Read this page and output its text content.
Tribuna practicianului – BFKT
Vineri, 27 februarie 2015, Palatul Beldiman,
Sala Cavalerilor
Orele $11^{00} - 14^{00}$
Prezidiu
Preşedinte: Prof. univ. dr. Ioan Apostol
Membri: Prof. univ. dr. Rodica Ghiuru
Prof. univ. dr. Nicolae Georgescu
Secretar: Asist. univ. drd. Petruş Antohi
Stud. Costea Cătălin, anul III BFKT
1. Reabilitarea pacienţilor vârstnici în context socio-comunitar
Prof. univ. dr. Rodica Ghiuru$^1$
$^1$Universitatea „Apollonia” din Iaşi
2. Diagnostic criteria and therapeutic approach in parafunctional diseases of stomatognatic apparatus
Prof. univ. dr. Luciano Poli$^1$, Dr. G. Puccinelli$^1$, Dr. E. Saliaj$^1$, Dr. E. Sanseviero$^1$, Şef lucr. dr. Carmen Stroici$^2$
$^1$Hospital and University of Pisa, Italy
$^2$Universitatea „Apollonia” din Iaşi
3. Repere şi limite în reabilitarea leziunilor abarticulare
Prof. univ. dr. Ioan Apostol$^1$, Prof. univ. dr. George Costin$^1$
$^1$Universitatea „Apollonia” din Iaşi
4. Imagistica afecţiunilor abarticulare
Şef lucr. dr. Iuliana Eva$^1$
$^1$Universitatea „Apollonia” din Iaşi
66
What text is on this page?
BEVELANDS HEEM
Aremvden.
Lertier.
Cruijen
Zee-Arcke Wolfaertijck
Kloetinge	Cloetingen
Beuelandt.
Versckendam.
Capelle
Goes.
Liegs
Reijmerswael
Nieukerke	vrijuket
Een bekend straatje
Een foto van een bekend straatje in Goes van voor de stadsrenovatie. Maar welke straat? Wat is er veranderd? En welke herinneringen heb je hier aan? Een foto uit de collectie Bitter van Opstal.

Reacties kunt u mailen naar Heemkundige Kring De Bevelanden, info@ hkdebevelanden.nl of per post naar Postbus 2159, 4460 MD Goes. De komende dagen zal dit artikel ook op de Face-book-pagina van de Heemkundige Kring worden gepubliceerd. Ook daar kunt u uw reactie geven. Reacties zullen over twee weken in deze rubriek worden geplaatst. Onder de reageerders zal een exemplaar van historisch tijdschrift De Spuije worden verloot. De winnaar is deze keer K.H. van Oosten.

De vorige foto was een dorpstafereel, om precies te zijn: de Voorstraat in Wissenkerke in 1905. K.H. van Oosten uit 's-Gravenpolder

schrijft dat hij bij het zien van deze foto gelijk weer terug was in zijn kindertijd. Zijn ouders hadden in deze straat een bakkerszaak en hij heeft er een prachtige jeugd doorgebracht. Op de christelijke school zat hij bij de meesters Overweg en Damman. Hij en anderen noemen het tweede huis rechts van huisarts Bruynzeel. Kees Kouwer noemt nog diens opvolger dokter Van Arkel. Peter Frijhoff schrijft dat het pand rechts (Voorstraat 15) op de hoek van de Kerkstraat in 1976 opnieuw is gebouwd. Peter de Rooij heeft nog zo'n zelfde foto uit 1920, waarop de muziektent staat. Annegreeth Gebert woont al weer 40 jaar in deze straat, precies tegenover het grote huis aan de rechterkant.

> [The task] Reproduce the records above exactly as they appear.

> [Exercise response]
Read this page and output its text content.
Tribuna practicianului – BFKT
Vineri, 27 februarie 2015, Palatul Beldiman,
Sala Cavalerilor
Orele $11^{00} - 14^{00}$
Prezidiu
Preşedinte: Prof. univ. dr. Ioan Apostol
Membri: Prof. univ. dr. Rodica Ghiuru
Prof. univ. dr. Nicolae Georgescu
Secretar: Asist. univ. drd. Petruş Antohi
Stud. Costea Cătălin, anul III BFKT
1. Reabilitarea pacienţilor vârstnici în context socio-comunitar
Prof. univ. dr. Rodica Ghiuru$^1$
$^1$Universitatea „Apollonia” din Iaşi
2. Diagnostic criteria and therapeutic approach in parafunctional diseases of stomatognatic apparatus
Prof. univ. dr. Luciano Poli$^1$, Dr. G. Puccinelli$^1$, Dr. E. Saliaj$^1$, Dr. E. Sanseviero$^1$, Şef lucr. dr. Carmen Stroici$^2$
$^1$Hospital and University of Pisa, Italy
$^2$Universitatea „Apollonia” din Iaşi
3. Repere şi limite în reabilitarea leziunilor abarticulare
Prof. univ. dr. Ioan Apostol$^1$, Prof. univ. dr. George Costin$^1$
$^1$Universitatea „Apollonia” din Iaşi
4. Imagistica afecţiunilor abarticulare
Şef lucr. dr. Iuliana Eva$^1$
$^1$Universitatea „Apollonia” din Iaşi
66
What text is on this page?
BEVELANDS HEEM
Aremvden.
Lertier.
Cruijen
Zee-Arcke Wolfaertijck
Kloetinge	Cloetingen
Beuelandt.
Versckendam.
Capelle
Goes.
Liegs
Reijmerswael
Nieukerke	vrijuket
Een bekend straatje
Een foto van een bekend straatje in Goes van voor de stadsrenovatie. Maar welke straat? Wat is er veranderd? En welke herinneringen heb je hier aan? Een foto uit de collectie Bitter van Opstal.

Reacties kunt u mailen naar Heemkundige Kring De Bevelanden, info@ hkdebevelanden.nl of per post naar Postbus 2159, 4460 MD Goes. De komende dagen zal dit artikel ook op de Face-book-pagina van de Heemkundige Kring worden gepubliceerd. Ook daar kunt u uw reactie geven. Reacties zullen over twee weken in deze rubriek worden geplaatst. Onder de reageerders zal een exemplaar van historisch tijdschrift De Spuije worden verloot. De winnaar is deze keer K.H. van Oosten.

De vorige foto was een dorpstafereel, om precies te zijn: de Voorstraat in Wissenkerke in 1905. K.H. van Oosten uit 's-Gravenpolder

schrijft dat hij bij het zien van deze foto gelijk weer terug was in zijn kindertijd. Zijn ouders hadden in deze straat een bakkerszaak en hij heeft er een prachtige jeugd doorgebracht. Op de christelijke school zat hij bij de meesters Overweg en Damman. Hij en anderen noemen het tweede huis rechts van huisarts Bruynzeel. Kees Kouwer noemt nog diens opvolger dokter Van Arkel. Peter Frijhoff schrijft dat het pand rechts (Voorstraat 15) op de hoek van de Kerkstraat in 1976 opnieuw is gebouwd. Peter de Rooij heeft nog zo'n zelfde foto uit 1920, waarop de muziektent staat. Annegreeth Gebert woont al weer 40 jaar in deze straat, precies tegenover het grote huis aan de rechterkant.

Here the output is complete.